[Begin Data records]

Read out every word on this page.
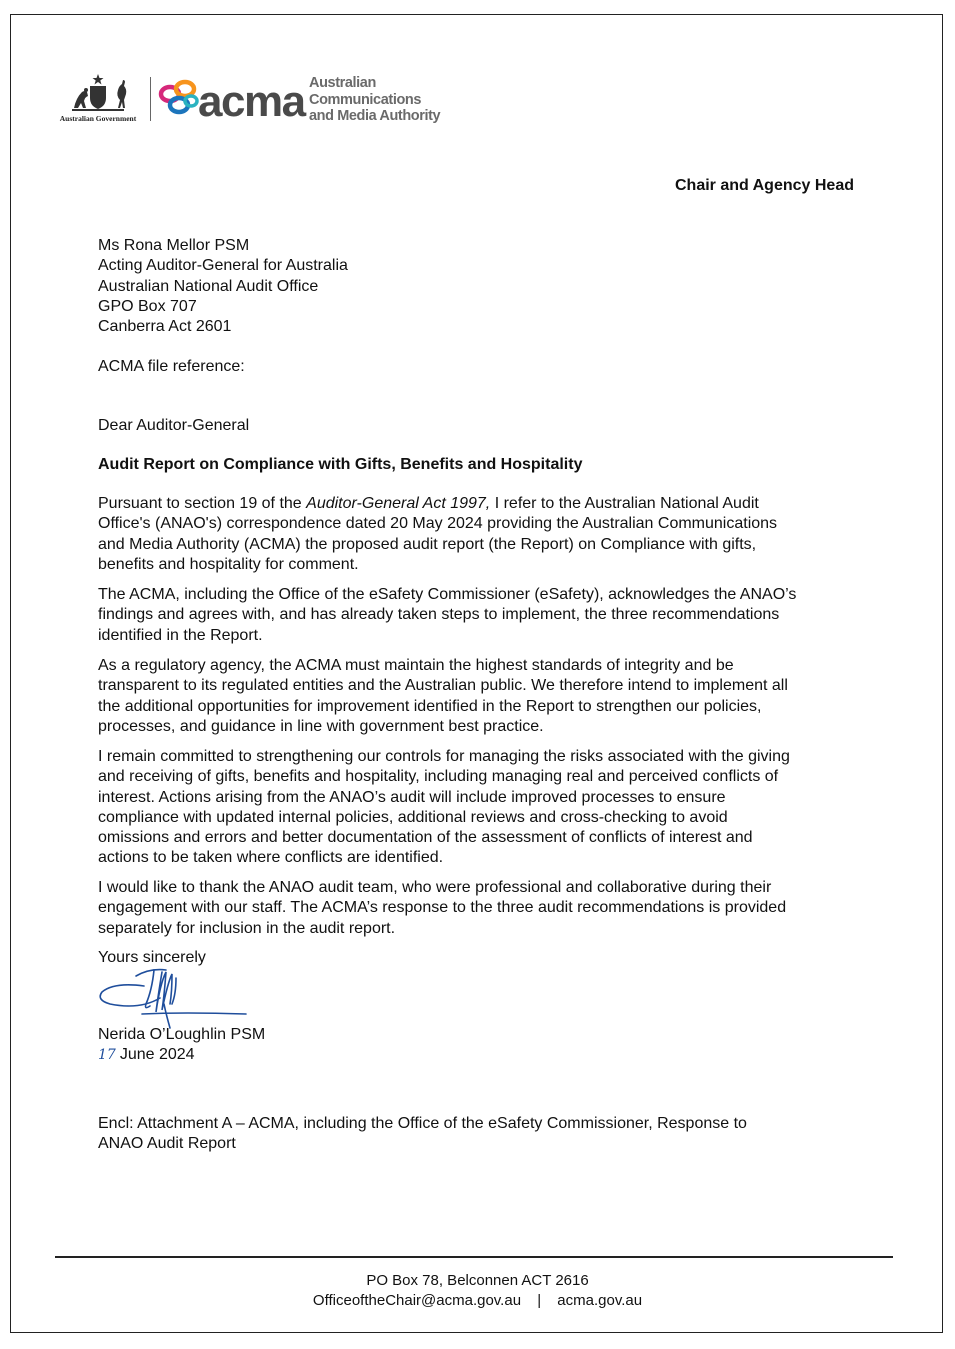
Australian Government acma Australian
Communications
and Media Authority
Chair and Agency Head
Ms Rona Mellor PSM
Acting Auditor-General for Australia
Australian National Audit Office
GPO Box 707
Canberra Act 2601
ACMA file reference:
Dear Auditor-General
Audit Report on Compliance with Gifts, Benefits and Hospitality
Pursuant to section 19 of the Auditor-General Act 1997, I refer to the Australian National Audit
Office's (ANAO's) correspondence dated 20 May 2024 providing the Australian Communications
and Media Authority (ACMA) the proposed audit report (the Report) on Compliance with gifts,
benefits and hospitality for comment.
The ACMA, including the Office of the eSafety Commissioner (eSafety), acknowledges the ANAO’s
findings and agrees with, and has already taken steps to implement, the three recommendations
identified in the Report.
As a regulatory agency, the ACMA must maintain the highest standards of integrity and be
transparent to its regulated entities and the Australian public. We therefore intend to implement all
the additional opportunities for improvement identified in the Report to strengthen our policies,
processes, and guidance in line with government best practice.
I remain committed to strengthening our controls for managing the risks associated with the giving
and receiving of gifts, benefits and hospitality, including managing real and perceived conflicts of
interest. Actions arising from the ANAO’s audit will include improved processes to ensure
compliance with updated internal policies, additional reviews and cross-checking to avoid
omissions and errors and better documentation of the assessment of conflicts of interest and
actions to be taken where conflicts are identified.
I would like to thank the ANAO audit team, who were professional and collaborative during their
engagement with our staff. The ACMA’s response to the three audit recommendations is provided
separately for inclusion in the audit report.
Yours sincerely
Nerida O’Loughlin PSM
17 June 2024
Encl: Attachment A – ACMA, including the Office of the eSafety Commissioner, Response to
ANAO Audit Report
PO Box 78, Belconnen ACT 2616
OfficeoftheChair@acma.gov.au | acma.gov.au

[End Data records]

Problem statement: Collect each line holding the string "Authority".

Answer to this task:
and Media Authority
and Media Authority (ACMA) the proposed audit report (the Report) on Compliance with gifts,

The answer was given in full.